### Task details
List every line below containing "Papertrans".

******

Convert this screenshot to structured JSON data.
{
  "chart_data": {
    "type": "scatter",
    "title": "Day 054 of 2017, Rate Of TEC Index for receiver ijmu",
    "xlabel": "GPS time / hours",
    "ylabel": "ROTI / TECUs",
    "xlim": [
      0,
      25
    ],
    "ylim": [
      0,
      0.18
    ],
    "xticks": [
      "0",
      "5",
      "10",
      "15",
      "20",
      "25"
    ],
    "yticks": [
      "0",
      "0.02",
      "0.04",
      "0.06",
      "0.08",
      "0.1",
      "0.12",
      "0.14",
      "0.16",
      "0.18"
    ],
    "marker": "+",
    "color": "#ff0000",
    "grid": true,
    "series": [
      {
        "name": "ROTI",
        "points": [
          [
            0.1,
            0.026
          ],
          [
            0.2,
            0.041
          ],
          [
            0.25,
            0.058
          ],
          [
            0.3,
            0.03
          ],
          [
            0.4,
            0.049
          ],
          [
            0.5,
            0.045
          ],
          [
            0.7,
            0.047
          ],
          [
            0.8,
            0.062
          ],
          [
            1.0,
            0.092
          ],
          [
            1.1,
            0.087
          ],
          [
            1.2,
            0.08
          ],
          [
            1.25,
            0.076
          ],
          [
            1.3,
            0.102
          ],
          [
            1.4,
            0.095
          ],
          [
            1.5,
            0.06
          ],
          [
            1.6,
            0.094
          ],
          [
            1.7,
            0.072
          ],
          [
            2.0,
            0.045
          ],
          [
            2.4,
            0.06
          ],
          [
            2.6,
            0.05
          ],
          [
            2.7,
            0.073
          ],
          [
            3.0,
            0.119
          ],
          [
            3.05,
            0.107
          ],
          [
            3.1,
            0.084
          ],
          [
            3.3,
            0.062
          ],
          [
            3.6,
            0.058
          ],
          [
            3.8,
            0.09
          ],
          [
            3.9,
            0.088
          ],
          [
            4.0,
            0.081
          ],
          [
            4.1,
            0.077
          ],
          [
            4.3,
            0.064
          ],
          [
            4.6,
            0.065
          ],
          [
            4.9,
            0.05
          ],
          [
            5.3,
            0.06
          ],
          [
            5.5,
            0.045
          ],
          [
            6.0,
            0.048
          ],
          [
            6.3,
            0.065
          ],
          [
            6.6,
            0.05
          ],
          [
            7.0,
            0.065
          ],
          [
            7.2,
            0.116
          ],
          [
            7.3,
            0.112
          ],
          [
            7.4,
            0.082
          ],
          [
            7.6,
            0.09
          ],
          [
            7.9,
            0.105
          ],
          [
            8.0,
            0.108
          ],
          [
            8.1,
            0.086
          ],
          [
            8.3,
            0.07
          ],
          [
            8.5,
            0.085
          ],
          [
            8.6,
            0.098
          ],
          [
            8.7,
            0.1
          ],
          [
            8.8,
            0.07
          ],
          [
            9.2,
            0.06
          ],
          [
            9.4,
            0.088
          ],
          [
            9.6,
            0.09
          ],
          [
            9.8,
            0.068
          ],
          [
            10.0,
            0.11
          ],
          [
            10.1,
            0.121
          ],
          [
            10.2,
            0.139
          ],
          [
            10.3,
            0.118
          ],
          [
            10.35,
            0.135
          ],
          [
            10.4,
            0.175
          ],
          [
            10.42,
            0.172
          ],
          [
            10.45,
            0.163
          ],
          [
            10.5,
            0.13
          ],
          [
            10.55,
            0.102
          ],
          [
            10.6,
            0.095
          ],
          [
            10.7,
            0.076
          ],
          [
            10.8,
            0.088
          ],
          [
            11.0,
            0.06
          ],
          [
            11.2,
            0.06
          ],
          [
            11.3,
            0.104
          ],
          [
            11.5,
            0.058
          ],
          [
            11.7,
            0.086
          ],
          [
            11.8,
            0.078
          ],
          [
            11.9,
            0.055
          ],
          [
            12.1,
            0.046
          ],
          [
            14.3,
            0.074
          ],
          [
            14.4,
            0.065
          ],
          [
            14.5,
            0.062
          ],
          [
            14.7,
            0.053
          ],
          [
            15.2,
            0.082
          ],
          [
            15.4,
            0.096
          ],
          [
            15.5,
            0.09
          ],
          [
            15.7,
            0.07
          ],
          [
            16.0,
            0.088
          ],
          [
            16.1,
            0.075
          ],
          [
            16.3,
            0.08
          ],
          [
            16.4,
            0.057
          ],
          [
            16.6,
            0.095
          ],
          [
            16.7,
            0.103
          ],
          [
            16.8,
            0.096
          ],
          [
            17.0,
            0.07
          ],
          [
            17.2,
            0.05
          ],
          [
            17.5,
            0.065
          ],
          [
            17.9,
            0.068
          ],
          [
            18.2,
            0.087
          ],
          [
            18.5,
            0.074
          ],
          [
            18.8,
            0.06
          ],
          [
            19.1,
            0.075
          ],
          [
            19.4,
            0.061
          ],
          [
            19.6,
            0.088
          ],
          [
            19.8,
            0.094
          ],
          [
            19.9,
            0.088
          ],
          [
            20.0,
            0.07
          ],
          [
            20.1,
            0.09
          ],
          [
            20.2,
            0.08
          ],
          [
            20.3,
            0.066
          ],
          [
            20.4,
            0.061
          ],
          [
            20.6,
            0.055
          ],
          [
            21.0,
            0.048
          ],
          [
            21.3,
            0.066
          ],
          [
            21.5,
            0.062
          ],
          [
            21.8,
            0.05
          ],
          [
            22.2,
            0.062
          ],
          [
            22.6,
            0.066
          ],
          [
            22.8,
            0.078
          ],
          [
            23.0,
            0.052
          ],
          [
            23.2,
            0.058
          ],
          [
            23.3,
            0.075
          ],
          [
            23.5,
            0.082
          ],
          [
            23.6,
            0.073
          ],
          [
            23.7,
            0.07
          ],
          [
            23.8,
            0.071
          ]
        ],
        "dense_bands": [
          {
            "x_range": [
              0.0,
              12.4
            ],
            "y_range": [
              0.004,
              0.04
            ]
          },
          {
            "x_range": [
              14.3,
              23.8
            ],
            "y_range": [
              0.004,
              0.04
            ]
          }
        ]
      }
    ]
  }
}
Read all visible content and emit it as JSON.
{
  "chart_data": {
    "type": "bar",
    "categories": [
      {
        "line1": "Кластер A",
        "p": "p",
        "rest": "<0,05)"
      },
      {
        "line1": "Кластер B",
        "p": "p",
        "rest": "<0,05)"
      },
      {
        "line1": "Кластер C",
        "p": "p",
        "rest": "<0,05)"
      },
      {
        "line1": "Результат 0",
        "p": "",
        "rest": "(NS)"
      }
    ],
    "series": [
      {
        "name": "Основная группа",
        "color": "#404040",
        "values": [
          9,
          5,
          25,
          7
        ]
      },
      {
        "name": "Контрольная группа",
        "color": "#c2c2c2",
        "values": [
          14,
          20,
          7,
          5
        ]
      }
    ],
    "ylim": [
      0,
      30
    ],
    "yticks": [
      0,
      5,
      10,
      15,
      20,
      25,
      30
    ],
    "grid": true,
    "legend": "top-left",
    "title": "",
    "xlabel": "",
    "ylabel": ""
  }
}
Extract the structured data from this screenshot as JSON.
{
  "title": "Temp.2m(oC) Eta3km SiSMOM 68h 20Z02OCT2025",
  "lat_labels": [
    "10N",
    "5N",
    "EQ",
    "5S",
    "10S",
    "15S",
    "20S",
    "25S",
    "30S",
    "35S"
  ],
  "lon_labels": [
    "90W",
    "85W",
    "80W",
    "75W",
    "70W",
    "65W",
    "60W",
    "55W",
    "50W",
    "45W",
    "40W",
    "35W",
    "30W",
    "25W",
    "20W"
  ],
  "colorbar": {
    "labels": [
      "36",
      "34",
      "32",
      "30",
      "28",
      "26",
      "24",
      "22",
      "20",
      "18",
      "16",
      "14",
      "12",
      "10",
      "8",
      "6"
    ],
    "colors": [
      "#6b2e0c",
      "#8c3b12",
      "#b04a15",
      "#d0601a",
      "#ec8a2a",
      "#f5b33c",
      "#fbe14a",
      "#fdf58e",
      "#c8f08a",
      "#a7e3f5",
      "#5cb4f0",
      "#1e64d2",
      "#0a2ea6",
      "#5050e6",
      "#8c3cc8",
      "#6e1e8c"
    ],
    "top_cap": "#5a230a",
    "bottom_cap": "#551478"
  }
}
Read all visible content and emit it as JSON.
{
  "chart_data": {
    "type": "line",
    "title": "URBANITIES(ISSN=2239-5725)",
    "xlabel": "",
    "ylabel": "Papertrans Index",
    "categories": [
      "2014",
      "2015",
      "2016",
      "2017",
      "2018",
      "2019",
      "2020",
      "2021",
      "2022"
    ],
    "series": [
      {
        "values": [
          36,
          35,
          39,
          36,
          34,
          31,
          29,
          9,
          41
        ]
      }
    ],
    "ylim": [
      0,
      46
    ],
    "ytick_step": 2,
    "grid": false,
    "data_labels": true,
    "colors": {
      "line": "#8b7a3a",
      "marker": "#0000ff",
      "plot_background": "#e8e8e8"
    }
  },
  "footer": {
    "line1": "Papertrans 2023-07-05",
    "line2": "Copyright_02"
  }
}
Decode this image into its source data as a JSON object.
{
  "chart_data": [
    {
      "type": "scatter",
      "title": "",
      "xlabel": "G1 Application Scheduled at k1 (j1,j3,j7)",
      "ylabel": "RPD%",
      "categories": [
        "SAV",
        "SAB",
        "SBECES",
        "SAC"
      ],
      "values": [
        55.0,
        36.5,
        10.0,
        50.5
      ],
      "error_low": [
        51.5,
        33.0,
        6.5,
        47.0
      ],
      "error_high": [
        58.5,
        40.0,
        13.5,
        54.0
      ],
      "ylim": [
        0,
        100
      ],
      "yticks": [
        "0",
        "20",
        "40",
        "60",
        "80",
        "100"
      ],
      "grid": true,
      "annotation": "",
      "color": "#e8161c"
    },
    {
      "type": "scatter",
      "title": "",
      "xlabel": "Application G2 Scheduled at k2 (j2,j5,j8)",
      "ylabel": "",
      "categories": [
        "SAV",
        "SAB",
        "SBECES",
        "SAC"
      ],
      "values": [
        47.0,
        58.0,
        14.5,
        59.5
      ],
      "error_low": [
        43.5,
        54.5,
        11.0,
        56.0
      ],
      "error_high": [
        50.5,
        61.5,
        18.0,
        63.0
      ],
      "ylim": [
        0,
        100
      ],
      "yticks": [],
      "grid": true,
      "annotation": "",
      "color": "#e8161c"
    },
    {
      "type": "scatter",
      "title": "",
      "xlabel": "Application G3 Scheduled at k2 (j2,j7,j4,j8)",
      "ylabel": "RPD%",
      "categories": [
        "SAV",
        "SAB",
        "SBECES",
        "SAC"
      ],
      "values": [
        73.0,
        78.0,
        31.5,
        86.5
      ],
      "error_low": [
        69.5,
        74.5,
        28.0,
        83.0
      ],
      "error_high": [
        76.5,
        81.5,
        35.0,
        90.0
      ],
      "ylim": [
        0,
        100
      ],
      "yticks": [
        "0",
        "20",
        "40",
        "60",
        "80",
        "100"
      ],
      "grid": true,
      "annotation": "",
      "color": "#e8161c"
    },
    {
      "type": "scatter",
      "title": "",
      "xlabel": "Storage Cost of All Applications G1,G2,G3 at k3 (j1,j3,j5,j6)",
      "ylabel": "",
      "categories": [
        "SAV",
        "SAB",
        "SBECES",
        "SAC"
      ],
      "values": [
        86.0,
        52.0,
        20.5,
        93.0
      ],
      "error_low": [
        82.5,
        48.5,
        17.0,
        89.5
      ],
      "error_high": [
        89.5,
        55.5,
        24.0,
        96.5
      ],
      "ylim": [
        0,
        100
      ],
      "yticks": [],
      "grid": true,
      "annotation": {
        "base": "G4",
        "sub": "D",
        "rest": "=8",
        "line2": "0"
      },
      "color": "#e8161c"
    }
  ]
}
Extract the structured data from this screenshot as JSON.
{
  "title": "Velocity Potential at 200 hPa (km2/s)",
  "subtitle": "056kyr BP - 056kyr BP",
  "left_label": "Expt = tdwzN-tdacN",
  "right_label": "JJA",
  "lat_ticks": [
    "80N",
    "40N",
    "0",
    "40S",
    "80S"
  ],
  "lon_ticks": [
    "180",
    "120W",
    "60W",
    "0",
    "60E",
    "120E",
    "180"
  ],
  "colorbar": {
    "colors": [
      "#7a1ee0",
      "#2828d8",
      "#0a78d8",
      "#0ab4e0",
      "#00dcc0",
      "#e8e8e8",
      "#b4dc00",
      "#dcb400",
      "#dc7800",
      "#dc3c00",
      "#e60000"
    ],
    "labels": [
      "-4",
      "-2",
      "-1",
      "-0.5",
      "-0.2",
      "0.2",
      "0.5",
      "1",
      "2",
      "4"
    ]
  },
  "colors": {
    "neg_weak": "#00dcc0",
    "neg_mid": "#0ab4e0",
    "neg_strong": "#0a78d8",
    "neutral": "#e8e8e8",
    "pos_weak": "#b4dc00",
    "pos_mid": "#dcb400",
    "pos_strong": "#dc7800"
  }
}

******

### Written response
    "ylabel": "Papertrans Index",
    "line1": "Papertrans 2023-07-05",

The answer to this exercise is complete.